■ Text section:
+++

Oh-So-Easy Tomato Cream Soup
Total TimePrep/Total Time: 20 min.
Easy, delicious...we just LIKE it!
My family did not care for the taste of this.
I added just 1/4 of a bar of cream cheese and my soup was creamy enough. If I was to make it again I would put in even more tomatoes for zest
I have rated this as written.We made the following changes to the recipe, which we rate a 3-star:1. Used 1 cup milk and 1 cup chicken broth for the 2 cups milk.2. Used a 3 ounce package of cream cheese, NOT 8 ounce (I think that this is a typo in the recipe).3. Left out the salt because canned tomatoes are salted already.4. Used 2 tsp dried basil instead of the fresh.5. Heated until warm, not boiling. Ours did not curdle.There are so many more delicious tomato soups out there.
I love this recipe. My mother in law came over one day and we made it together with the gourmet grilled cheese. We loved it. I make it all the time now. Especially for a quick dinner.

+++

■ Tasks to complete:
(1) What total time does the tomato cream soup text list?
(2) Swap "cream cheese" for "sour cream" in the tomato cream soup text, and write out the stretch from "Oh-So-Easy Tomato Cream" through "soups out there.".

■ Records shown:
+++

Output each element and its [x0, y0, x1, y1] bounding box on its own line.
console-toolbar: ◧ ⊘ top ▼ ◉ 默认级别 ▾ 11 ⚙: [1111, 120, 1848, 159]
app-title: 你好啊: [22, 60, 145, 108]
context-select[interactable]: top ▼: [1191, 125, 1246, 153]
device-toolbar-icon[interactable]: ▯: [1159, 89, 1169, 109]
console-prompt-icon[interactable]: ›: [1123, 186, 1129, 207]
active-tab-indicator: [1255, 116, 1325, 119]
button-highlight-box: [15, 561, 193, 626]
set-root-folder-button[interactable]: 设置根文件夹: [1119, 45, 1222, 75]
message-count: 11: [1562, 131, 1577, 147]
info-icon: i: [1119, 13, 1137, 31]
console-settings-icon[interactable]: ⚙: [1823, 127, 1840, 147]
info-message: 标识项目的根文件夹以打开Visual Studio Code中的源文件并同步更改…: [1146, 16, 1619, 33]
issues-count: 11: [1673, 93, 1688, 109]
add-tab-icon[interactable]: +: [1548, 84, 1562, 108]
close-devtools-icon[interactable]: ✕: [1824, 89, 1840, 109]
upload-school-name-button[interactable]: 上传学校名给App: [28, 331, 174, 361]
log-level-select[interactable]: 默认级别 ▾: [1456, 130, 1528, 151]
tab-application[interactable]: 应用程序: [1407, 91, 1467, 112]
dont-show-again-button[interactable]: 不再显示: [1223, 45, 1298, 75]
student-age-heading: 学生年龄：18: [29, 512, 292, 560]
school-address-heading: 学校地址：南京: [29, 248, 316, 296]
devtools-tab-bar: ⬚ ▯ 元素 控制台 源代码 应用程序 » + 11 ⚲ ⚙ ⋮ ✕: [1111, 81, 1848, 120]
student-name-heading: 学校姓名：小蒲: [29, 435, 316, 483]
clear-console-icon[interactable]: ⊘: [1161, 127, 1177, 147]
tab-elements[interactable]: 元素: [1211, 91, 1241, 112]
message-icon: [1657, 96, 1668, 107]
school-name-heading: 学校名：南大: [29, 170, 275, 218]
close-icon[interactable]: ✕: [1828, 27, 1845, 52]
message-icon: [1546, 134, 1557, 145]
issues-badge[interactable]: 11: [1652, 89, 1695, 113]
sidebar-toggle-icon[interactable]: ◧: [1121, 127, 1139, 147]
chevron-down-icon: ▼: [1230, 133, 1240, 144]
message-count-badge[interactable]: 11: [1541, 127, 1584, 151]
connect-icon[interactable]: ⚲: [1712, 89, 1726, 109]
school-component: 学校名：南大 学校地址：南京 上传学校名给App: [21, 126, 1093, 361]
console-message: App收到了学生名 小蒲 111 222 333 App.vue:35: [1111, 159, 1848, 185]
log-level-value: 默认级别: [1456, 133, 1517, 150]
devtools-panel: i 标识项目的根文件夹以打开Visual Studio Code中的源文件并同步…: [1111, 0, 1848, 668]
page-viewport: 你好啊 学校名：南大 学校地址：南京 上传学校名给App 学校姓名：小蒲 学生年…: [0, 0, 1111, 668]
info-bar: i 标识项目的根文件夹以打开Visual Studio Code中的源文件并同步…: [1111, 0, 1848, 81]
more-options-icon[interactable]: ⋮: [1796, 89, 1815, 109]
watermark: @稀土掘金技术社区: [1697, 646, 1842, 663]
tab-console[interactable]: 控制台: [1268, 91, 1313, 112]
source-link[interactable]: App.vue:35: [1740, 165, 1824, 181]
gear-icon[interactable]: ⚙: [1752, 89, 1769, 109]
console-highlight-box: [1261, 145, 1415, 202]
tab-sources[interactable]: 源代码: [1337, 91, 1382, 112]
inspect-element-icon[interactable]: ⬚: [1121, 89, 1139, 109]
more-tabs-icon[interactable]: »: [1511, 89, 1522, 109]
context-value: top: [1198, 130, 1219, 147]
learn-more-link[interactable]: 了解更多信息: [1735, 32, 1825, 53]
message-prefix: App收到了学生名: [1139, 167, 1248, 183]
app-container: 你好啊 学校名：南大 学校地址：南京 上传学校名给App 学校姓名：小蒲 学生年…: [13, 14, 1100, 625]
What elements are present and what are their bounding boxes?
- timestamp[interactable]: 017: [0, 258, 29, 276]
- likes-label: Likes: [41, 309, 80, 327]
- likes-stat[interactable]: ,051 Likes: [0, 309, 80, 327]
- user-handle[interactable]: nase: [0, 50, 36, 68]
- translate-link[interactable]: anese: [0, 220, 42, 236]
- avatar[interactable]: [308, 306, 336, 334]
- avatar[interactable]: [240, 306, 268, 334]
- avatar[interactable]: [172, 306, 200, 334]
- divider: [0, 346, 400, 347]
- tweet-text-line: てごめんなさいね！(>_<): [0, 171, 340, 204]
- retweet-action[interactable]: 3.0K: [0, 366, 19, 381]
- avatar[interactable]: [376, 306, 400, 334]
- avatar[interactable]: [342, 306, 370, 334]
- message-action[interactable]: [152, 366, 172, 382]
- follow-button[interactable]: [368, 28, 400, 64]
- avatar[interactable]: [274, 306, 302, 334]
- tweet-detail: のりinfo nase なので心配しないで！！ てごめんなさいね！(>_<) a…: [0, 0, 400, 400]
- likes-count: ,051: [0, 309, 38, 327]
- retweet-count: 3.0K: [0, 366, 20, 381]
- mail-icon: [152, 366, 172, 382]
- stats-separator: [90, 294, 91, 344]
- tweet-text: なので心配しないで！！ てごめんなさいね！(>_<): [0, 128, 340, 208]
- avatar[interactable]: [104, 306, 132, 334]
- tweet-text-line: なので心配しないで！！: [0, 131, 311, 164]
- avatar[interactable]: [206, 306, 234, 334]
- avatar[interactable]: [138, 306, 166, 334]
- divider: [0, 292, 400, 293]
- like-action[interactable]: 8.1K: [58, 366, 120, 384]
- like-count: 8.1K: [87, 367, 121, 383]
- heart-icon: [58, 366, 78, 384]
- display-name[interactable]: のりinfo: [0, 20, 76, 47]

+++

■ Solution set:
(1) 20 minutes

(2)
Oh-So-Easy Tomato Cream Soup
Total TimePrep/Total Time: 20 min.
Easy, delicious...we just LIKE it!
My family did not care for the taste of this.
I added just 1/4 of a bar of sour cream and my soup was creamy enough. If I was to make it again I would put in even more tomatoes for zest
I have rated this as written.We made the following changes to the recipe, which we rate a 3-star:1. Used 1 cup milk and 1 cup chicken broth for the 2 cups milk.2. Used a 3 ounce package of sour cream, NOT 8 ounce (I think that this is a typo in the recipe).3. Left out the salt because canned tomatoes are salted already.4. Used 2 tsp dried basil instead of the fresh.5. Heated until warm, not boiling. Ours did not curdle.There are so many more delicious tomato soups out there.